- _Exercise_
Count the lines below that contain the word "content", and report only that number.

- _Extracted data_
>>

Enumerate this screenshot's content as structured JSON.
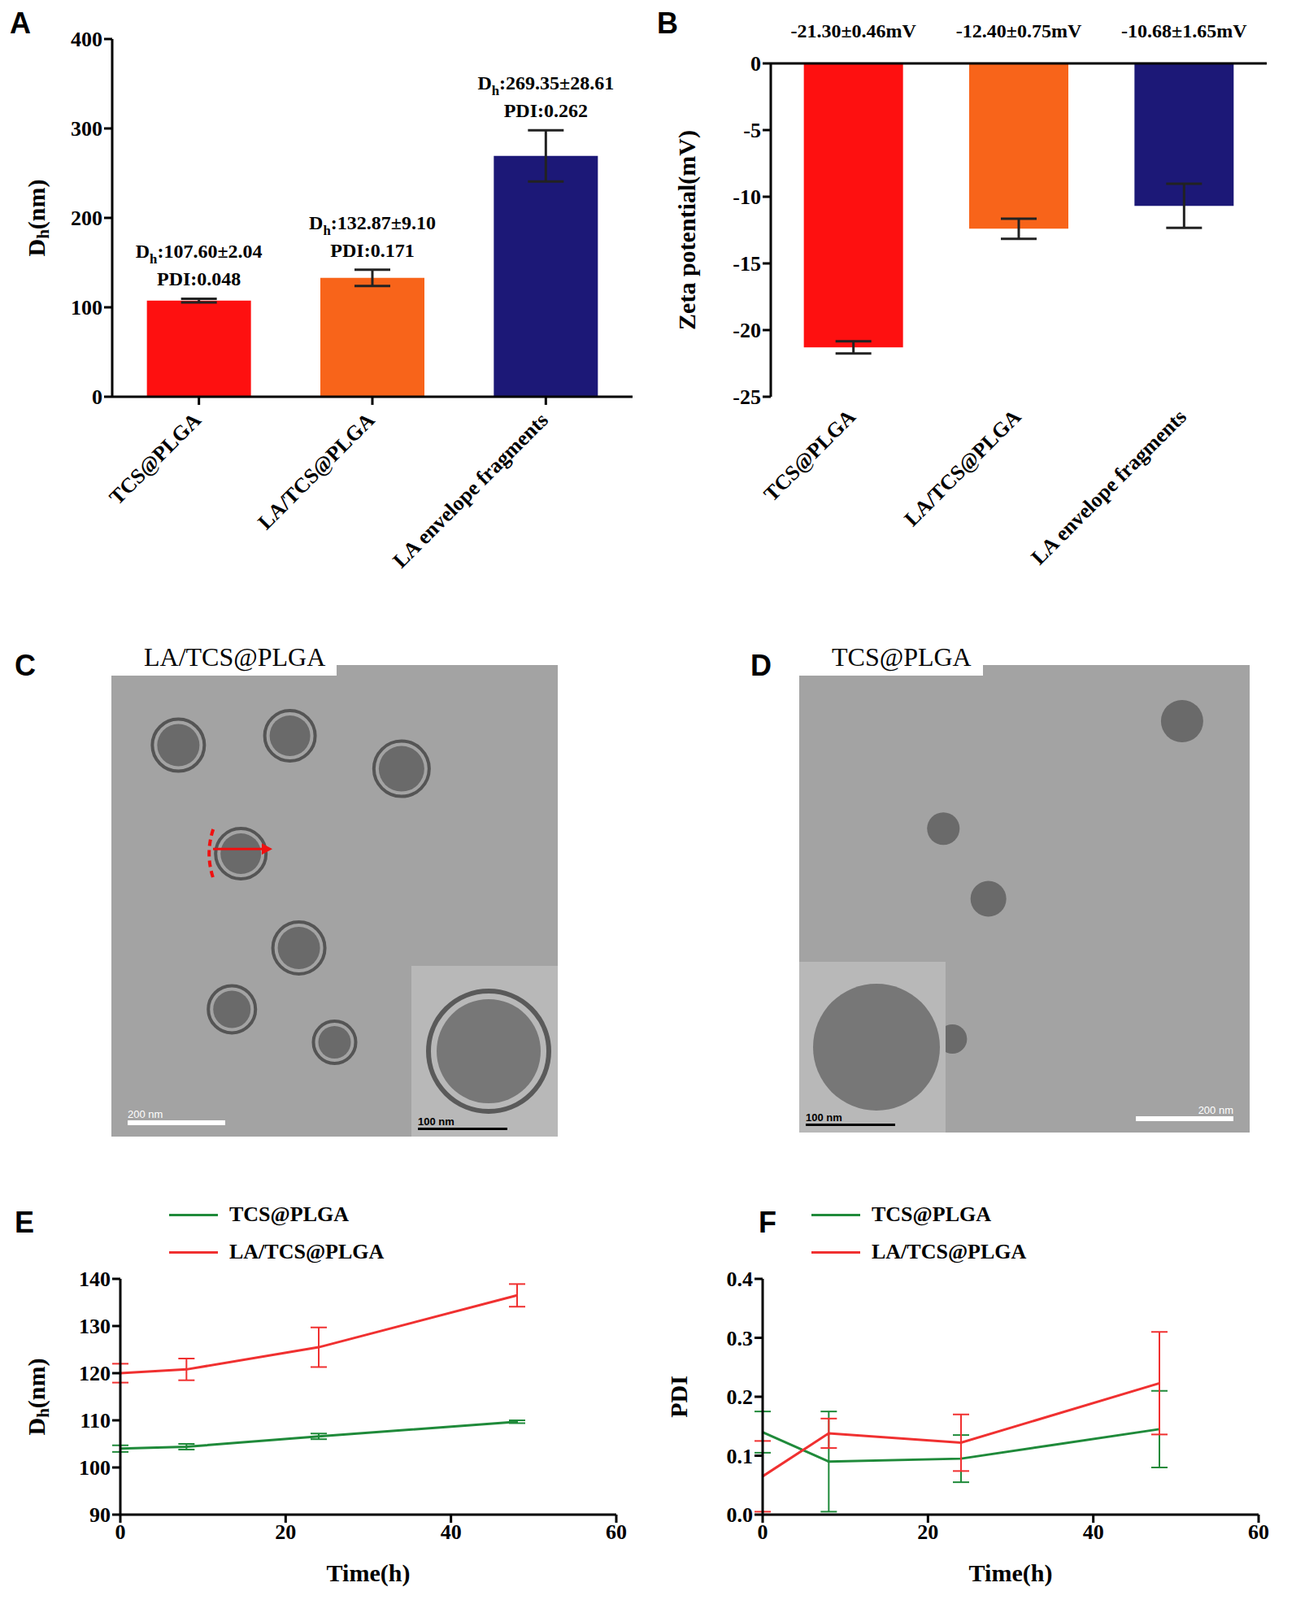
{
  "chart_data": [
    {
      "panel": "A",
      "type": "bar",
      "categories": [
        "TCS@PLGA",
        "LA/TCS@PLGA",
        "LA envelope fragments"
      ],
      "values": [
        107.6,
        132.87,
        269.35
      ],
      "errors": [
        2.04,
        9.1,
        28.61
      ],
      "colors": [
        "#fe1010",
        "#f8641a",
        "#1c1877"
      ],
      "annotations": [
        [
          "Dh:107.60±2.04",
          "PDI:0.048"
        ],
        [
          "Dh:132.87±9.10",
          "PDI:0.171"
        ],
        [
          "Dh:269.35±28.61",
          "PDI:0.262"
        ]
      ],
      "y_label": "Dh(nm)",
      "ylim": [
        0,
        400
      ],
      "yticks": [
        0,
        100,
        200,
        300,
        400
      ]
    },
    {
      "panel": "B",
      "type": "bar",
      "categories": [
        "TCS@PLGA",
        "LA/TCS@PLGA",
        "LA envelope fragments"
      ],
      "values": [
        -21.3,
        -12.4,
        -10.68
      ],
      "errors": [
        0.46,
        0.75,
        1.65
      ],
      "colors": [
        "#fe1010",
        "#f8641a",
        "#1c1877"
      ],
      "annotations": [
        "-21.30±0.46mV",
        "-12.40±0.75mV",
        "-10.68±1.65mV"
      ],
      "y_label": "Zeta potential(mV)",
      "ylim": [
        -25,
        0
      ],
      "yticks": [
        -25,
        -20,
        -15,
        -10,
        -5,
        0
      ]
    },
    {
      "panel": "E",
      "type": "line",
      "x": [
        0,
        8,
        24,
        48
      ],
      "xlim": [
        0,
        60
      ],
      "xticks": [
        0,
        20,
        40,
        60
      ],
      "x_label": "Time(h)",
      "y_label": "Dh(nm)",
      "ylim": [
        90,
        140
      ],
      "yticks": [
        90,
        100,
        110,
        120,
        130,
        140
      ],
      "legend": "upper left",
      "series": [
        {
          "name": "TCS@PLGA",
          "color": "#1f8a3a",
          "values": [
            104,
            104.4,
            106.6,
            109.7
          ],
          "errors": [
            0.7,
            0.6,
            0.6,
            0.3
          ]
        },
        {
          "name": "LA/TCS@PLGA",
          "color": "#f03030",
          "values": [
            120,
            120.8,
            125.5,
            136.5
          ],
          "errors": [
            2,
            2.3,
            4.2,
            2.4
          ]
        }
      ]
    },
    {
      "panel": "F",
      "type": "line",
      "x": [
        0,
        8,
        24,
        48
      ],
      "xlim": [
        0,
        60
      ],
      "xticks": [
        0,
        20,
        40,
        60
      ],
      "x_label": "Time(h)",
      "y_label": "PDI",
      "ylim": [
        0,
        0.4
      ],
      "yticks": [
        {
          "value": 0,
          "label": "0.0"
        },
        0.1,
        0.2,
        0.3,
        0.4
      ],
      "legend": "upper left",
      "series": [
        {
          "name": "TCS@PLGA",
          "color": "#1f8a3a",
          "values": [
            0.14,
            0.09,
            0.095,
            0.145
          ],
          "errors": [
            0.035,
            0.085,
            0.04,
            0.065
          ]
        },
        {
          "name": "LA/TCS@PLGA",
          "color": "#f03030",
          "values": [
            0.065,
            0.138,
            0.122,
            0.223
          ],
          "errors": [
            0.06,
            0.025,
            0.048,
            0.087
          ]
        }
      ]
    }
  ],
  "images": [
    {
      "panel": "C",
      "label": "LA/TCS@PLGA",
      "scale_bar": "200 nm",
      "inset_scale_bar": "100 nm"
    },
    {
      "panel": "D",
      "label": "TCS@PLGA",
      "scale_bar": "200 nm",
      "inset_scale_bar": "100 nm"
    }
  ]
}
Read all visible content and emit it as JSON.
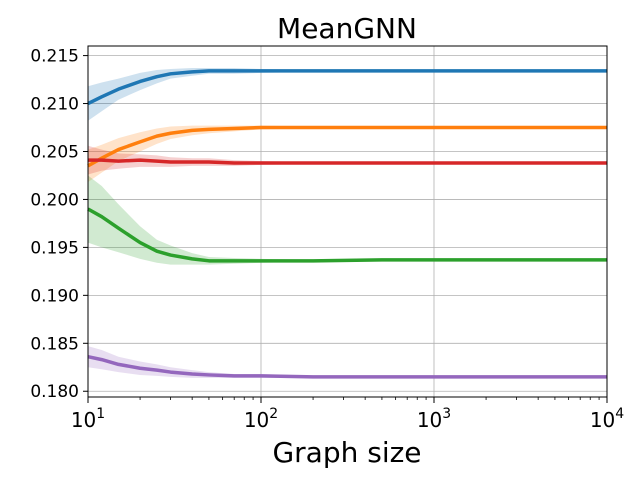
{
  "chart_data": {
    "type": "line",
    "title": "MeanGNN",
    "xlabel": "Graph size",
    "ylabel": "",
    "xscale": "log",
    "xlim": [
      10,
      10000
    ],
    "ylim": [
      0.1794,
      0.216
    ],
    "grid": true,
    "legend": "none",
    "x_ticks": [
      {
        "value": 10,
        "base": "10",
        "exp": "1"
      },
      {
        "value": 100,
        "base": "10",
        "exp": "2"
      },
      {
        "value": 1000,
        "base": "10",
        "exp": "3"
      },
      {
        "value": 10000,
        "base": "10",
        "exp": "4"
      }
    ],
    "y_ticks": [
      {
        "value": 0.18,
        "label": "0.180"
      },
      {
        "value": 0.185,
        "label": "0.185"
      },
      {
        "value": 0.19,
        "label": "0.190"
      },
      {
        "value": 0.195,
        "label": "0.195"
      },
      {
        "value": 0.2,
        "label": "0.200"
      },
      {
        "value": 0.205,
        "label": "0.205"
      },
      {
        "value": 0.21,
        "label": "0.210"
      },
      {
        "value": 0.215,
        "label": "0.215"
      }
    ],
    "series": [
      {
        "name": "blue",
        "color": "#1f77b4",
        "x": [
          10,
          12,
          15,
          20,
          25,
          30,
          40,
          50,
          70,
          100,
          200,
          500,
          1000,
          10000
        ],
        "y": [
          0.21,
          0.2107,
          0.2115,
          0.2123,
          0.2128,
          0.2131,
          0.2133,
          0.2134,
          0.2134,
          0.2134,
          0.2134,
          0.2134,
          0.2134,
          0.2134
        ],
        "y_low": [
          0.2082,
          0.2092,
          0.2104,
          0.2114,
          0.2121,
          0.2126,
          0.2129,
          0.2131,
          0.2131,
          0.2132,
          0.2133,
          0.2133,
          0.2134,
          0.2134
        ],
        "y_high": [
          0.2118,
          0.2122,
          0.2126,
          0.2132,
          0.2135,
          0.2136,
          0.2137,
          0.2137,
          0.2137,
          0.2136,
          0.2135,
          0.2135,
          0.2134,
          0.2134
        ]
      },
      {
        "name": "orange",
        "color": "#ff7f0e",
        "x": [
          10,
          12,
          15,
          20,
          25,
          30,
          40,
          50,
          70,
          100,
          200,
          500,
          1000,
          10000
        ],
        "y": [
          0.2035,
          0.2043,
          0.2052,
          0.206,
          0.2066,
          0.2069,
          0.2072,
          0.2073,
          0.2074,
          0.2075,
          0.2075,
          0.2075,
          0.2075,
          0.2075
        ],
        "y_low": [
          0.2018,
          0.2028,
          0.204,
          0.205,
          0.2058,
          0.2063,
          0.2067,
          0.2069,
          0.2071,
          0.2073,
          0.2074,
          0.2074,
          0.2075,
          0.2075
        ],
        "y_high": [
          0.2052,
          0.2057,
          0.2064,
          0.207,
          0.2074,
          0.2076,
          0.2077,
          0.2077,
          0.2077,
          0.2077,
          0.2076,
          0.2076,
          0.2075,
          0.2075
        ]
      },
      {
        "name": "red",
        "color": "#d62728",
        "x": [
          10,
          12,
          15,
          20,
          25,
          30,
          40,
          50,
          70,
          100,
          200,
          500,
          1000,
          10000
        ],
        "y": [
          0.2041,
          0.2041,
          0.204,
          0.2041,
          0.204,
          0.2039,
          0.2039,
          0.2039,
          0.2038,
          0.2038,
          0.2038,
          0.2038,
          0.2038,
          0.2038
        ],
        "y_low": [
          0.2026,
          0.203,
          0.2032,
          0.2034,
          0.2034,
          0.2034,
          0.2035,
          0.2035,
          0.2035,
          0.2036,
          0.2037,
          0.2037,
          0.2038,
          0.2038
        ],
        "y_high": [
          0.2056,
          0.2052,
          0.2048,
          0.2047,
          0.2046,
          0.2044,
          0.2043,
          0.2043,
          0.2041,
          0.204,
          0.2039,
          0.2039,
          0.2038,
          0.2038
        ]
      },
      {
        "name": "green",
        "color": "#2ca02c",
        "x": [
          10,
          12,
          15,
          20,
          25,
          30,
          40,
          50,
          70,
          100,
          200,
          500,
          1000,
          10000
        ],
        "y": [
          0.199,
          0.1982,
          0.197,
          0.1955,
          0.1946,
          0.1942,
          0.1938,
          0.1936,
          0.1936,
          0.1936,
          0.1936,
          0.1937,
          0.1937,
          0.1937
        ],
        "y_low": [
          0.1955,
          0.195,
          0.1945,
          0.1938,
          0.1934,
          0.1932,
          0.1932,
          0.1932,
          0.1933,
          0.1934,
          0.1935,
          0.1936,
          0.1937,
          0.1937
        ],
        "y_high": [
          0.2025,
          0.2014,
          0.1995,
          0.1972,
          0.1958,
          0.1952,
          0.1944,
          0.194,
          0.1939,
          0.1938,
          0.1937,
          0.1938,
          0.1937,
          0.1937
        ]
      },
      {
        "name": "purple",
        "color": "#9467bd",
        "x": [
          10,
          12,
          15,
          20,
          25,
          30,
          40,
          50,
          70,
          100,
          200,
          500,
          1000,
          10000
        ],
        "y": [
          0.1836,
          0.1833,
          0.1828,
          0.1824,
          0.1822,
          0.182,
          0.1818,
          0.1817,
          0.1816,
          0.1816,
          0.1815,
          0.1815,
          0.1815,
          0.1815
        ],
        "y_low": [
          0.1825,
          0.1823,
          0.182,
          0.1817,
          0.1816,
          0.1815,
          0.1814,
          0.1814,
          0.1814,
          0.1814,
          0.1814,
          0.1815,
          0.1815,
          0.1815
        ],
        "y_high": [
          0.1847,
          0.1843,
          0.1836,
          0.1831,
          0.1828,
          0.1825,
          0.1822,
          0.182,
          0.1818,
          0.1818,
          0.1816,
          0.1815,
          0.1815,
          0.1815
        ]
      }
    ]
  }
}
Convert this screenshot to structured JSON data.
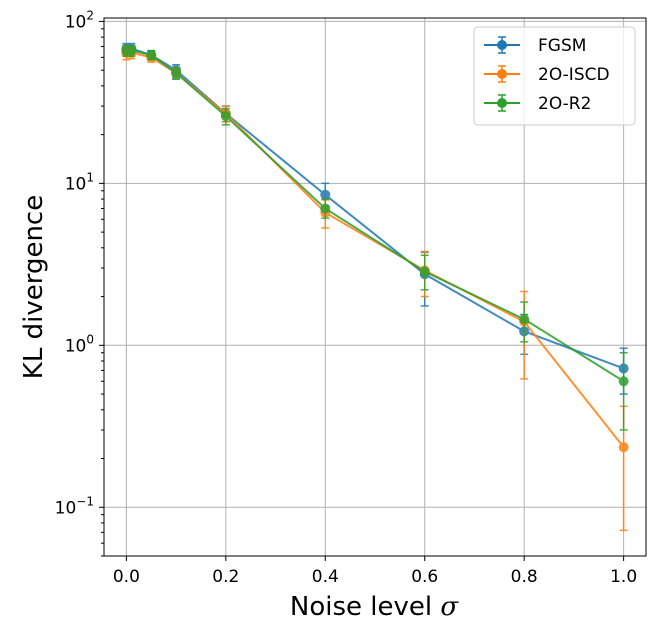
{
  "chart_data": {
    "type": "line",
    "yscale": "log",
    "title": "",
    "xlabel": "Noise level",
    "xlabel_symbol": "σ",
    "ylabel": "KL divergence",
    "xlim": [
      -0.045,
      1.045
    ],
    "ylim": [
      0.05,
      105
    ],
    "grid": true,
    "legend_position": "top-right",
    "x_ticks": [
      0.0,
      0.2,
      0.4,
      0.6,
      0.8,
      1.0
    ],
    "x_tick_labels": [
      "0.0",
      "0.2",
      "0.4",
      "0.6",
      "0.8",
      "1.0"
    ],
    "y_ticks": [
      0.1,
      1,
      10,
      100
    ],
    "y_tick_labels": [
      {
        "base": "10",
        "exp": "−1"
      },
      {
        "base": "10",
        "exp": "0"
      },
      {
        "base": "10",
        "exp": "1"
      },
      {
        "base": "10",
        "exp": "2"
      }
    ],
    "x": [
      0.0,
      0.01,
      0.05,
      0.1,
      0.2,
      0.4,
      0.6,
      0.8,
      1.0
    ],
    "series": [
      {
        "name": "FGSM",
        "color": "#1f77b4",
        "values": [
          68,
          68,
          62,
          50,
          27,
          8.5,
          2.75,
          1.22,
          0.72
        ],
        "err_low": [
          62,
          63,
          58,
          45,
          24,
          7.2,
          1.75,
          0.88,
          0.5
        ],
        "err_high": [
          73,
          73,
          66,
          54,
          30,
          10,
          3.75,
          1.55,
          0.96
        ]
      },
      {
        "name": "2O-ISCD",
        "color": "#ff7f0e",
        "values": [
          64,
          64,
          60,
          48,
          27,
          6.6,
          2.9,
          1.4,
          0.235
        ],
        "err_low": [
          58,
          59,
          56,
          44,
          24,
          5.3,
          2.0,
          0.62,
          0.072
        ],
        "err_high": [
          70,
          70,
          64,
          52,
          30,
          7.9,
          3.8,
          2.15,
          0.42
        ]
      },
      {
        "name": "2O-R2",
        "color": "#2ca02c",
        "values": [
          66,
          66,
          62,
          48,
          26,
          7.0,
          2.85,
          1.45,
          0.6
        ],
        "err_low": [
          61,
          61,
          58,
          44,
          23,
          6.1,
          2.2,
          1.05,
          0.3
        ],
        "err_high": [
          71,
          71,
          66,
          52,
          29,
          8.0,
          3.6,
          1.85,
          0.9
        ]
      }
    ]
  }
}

<<

- _Finished answer_
2